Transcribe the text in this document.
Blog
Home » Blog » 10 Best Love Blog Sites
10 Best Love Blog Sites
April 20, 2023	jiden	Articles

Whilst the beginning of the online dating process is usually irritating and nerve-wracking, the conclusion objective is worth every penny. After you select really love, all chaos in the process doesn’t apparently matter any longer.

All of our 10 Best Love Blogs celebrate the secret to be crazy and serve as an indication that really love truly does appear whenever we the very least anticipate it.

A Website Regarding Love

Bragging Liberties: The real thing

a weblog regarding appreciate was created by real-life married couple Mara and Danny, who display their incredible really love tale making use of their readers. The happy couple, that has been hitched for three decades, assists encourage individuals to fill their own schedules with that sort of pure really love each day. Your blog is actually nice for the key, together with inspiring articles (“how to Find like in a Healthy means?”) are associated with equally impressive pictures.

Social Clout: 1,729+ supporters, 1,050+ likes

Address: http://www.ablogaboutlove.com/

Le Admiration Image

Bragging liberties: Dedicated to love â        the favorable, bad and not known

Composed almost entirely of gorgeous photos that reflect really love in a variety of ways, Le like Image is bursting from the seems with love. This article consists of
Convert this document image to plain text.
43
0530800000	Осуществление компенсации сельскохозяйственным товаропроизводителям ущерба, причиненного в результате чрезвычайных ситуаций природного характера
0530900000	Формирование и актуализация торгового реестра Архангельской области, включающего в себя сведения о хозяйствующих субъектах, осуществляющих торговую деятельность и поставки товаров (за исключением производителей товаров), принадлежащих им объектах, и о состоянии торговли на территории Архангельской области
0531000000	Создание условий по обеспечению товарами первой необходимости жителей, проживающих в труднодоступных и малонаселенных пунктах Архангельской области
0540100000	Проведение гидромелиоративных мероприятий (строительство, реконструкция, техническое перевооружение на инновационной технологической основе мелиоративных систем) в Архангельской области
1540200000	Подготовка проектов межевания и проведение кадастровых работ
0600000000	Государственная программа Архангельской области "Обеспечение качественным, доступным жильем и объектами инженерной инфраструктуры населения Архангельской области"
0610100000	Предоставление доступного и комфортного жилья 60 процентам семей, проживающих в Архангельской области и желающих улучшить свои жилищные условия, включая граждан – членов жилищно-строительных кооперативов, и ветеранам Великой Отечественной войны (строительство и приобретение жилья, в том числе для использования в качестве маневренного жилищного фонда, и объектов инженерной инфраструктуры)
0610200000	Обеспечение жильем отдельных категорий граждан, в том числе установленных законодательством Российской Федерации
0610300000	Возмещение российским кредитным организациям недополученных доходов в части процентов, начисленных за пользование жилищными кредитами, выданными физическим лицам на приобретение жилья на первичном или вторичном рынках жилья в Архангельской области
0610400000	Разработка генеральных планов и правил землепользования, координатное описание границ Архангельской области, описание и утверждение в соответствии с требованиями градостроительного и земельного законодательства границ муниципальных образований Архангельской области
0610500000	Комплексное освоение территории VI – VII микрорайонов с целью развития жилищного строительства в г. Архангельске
■ ■ ■
## What you will do
Go through the entries above and copy every line containing "document".

## Solution to the exercise
Transcribe the text in this document.
Convert this document image to plain text.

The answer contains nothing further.